■ The request:
Show each line of the data below that has the string "history" in it.

■ Material for this task:
━━━━━━━━━━━━━━━━
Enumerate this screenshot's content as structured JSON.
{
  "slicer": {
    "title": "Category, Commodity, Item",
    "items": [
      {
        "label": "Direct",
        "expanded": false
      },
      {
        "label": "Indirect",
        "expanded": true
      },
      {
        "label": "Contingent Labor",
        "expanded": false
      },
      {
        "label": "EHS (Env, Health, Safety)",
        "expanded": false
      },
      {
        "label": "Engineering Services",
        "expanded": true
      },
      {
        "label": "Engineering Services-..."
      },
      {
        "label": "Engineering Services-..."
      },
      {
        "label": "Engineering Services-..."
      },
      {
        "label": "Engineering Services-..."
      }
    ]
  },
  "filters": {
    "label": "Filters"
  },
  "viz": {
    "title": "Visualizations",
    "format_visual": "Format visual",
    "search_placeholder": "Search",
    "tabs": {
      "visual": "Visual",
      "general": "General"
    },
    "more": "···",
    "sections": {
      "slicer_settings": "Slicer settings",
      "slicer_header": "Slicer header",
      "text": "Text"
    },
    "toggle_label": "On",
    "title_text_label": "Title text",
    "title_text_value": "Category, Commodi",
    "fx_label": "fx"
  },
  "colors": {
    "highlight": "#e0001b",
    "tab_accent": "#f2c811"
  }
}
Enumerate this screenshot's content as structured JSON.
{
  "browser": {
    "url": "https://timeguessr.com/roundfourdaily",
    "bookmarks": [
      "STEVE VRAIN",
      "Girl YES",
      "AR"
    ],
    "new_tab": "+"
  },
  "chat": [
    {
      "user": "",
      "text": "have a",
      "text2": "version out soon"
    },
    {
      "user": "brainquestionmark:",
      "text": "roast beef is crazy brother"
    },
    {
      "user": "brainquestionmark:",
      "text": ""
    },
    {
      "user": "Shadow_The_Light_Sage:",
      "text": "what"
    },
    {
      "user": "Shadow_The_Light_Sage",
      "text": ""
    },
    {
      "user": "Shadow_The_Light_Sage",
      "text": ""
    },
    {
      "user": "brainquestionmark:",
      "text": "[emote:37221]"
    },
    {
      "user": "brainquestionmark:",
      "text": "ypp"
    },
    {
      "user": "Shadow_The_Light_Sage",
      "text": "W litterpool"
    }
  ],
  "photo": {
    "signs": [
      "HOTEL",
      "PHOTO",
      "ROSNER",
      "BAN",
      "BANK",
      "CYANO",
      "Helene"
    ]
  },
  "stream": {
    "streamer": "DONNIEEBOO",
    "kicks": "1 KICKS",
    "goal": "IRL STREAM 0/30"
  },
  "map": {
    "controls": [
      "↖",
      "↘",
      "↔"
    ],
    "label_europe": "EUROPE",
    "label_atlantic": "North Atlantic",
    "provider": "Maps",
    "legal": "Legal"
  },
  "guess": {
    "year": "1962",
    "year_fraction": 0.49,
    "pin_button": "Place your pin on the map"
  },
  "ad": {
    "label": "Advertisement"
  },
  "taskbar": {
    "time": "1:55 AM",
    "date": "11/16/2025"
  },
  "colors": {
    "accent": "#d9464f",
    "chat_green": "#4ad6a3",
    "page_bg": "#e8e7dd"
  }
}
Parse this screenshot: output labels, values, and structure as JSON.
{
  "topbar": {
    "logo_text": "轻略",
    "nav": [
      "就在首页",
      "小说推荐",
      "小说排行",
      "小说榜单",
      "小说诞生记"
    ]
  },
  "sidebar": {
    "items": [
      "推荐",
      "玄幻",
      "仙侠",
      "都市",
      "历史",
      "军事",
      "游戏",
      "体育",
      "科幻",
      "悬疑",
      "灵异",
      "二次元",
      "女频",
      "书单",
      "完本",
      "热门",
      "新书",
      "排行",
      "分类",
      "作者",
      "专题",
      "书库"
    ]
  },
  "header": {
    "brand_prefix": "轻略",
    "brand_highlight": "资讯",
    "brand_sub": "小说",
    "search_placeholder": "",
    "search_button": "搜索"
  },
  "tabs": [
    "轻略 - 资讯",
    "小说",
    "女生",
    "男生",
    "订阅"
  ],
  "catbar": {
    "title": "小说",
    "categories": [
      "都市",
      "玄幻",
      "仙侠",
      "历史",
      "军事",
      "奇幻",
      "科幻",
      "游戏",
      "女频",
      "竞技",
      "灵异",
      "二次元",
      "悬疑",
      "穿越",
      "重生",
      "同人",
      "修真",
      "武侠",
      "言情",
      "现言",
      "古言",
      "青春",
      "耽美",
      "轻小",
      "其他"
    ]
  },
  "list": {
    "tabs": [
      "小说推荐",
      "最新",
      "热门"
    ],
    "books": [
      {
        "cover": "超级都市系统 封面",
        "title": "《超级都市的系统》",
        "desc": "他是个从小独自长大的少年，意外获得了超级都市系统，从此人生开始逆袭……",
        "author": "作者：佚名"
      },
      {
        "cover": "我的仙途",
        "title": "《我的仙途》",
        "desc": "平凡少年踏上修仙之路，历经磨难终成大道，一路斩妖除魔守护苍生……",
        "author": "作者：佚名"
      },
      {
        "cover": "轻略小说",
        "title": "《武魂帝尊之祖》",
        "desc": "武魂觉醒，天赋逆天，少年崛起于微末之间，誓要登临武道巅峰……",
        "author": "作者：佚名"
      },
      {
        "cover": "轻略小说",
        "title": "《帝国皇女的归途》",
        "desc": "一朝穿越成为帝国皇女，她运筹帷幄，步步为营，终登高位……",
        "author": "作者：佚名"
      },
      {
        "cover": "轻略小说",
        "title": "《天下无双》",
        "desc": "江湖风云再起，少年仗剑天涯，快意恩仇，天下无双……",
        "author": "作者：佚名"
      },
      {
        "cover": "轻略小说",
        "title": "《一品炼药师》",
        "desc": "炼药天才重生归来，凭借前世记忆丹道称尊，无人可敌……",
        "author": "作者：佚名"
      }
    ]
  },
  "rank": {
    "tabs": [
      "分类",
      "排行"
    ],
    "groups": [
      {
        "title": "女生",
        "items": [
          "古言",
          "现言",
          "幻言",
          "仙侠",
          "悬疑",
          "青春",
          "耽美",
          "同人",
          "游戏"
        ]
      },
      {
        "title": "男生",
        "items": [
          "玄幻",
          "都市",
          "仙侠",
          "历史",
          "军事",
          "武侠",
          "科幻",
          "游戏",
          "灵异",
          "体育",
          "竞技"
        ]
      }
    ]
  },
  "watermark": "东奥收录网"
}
━━━━━━━━━━━━━━━━
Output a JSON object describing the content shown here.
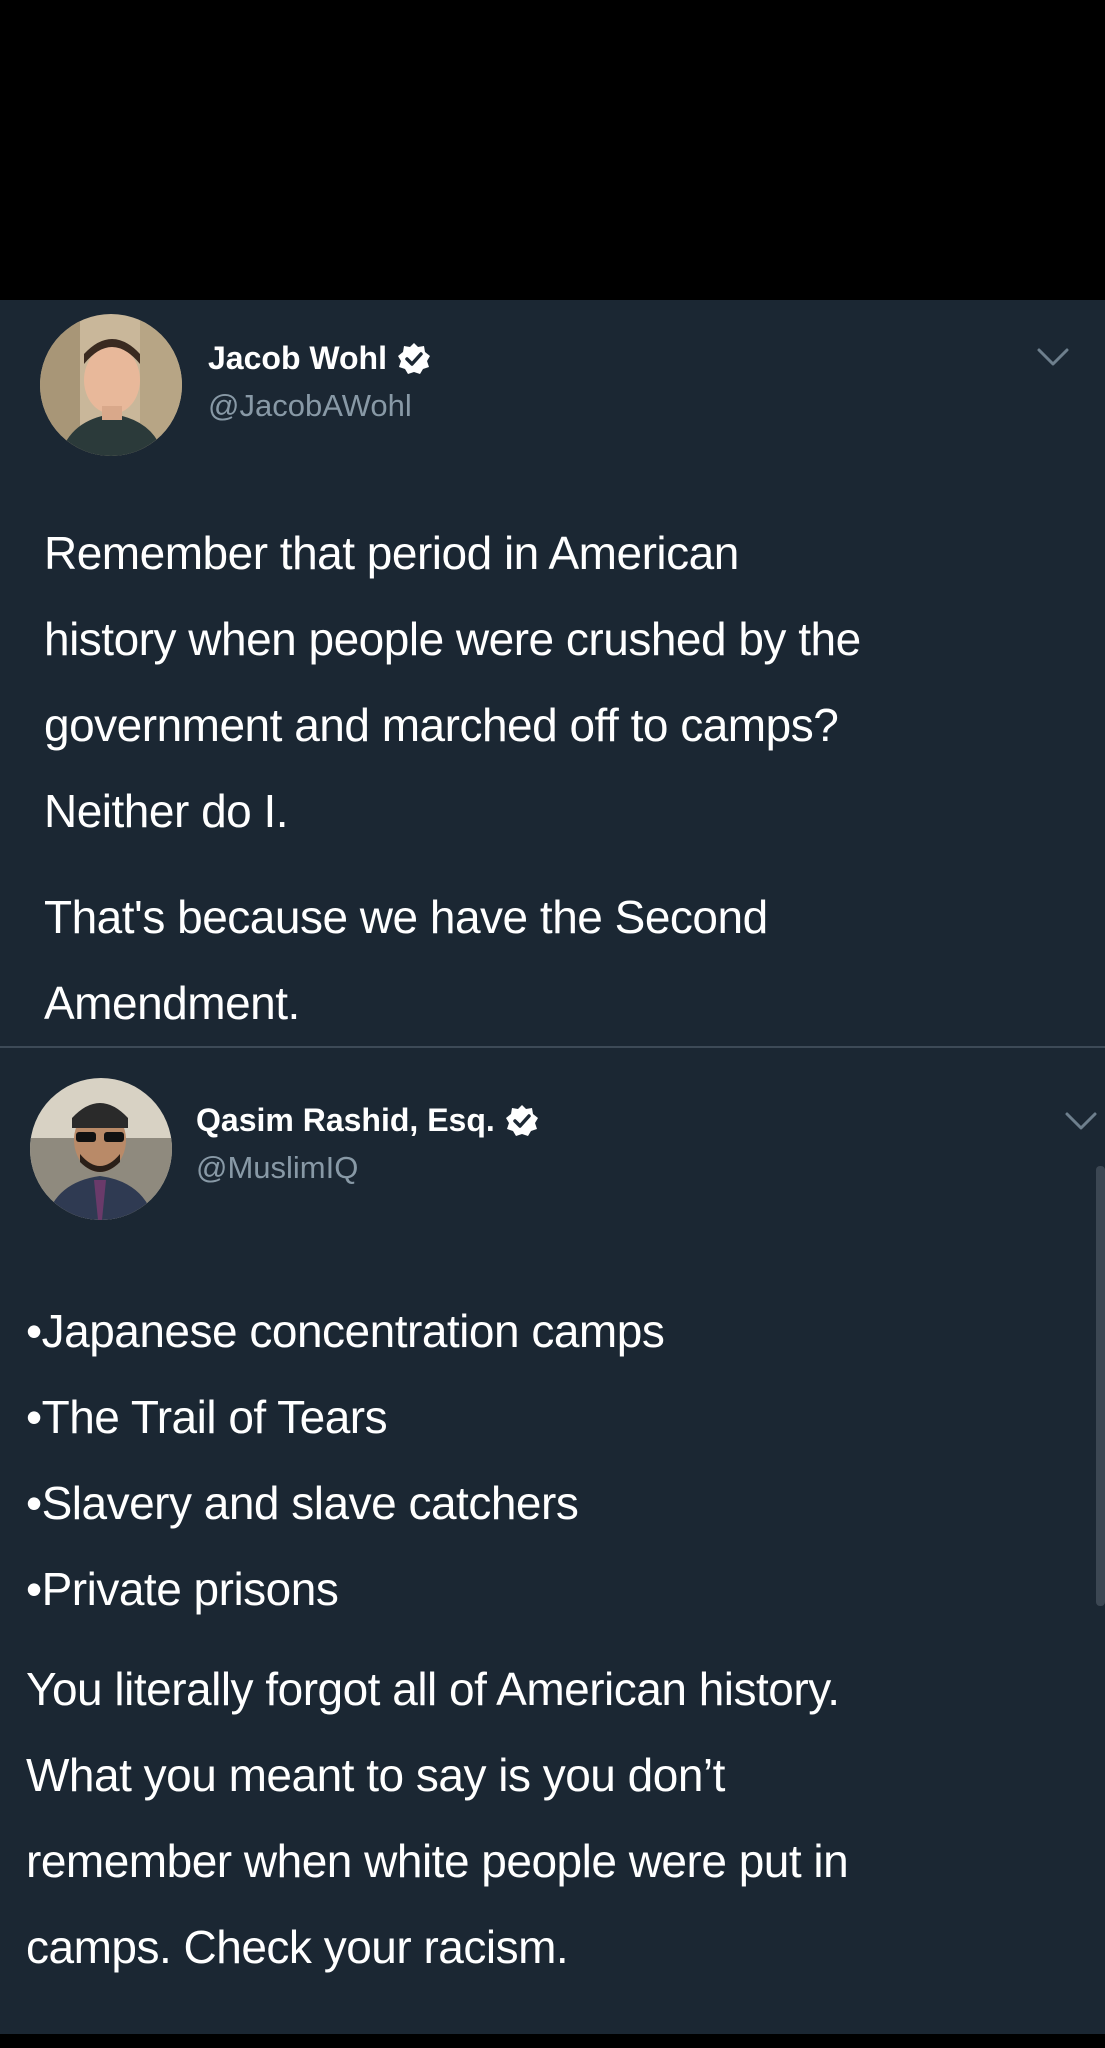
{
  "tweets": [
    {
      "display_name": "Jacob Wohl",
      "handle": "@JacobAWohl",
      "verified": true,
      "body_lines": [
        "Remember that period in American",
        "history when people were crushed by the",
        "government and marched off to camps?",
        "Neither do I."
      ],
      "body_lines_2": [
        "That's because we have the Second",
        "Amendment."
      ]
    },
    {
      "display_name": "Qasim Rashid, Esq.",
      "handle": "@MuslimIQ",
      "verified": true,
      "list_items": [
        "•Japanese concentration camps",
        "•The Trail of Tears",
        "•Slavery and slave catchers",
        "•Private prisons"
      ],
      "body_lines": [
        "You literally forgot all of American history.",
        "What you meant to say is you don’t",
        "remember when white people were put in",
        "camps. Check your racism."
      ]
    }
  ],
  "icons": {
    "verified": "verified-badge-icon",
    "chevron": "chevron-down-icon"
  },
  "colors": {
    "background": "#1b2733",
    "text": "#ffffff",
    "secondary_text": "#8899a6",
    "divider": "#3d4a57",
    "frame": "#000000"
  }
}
━━━━━━━━━━━━━━━━
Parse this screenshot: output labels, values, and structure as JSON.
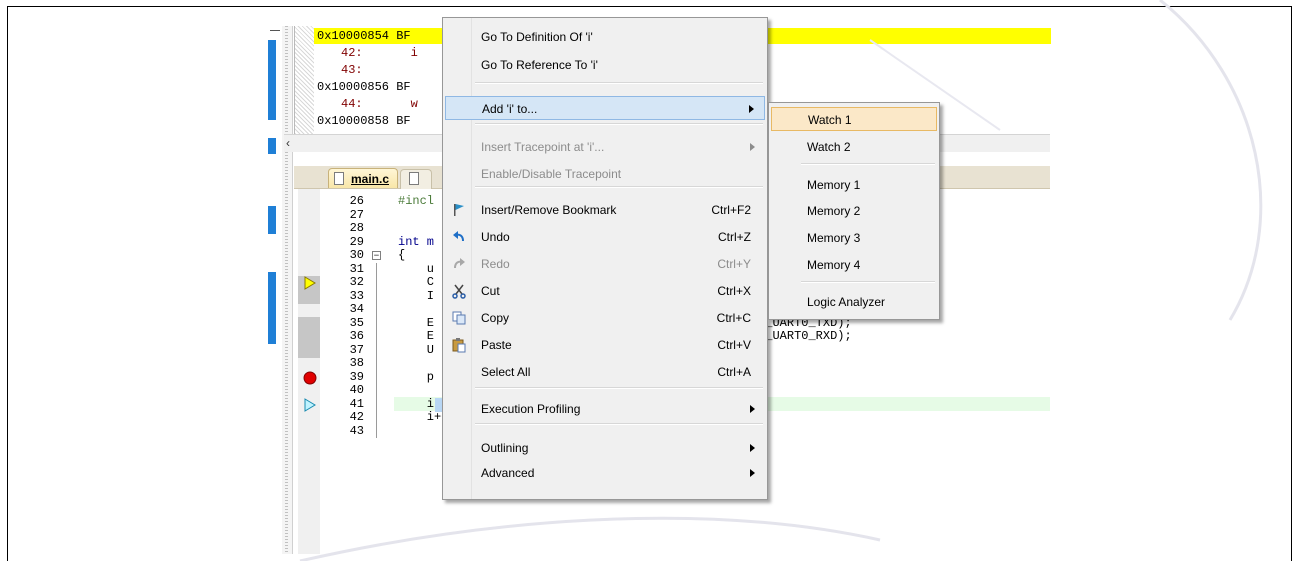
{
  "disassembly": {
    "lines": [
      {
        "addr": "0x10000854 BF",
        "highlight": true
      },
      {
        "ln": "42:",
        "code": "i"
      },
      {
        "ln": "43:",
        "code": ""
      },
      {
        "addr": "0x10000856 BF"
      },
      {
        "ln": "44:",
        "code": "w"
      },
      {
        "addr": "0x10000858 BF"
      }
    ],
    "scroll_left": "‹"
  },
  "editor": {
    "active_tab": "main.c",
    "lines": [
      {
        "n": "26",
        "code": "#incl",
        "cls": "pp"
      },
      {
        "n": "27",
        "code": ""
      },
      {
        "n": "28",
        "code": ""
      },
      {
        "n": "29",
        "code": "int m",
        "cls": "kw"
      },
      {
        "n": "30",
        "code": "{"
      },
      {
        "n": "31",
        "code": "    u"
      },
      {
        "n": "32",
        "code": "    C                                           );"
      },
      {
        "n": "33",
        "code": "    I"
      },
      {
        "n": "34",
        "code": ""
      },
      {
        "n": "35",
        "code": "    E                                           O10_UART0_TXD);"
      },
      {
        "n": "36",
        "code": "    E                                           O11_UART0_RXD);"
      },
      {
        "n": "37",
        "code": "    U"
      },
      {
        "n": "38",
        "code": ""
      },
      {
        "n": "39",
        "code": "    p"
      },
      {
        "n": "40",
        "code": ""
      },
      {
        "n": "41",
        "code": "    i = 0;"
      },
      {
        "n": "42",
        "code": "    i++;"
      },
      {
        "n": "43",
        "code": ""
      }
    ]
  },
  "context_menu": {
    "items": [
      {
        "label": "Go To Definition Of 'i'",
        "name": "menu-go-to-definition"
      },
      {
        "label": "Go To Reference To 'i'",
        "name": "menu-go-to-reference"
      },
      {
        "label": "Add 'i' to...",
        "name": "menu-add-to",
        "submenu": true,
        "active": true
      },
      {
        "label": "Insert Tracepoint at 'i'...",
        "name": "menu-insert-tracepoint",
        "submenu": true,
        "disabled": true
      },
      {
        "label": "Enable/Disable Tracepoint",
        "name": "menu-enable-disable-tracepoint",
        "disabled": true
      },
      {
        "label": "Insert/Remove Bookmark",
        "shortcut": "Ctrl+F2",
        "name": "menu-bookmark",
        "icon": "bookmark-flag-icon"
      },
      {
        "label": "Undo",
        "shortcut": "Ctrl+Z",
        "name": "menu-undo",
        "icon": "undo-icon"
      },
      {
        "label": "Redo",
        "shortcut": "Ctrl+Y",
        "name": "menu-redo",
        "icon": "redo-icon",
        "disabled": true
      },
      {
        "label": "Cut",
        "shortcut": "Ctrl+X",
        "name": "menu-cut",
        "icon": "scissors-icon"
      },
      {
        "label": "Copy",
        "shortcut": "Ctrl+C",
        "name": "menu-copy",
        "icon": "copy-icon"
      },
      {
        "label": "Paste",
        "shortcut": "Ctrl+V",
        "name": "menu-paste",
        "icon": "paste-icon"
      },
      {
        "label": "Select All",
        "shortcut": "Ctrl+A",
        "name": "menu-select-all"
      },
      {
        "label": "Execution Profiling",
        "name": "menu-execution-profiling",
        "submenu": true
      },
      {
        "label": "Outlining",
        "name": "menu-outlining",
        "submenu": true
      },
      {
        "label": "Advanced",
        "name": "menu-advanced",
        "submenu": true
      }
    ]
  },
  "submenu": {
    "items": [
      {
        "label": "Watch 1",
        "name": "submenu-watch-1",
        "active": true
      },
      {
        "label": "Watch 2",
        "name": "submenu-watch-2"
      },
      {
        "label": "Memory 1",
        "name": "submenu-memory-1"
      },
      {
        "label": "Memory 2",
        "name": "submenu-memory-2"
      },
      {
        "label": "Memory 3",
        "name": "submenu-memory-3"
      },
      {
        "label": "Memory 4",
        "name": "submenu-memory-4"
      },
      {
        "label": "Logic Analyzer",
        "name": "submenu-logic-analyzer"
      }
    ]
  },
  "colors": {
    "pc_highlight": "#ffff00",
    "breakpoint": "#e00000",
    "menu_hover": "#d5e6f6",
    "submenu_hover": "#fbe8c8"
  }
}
━━━━━━━━━━━━━━━━
■ Answer to the exercise:
        "history when people were crushed by the",
        "You literally forgot all of American history.",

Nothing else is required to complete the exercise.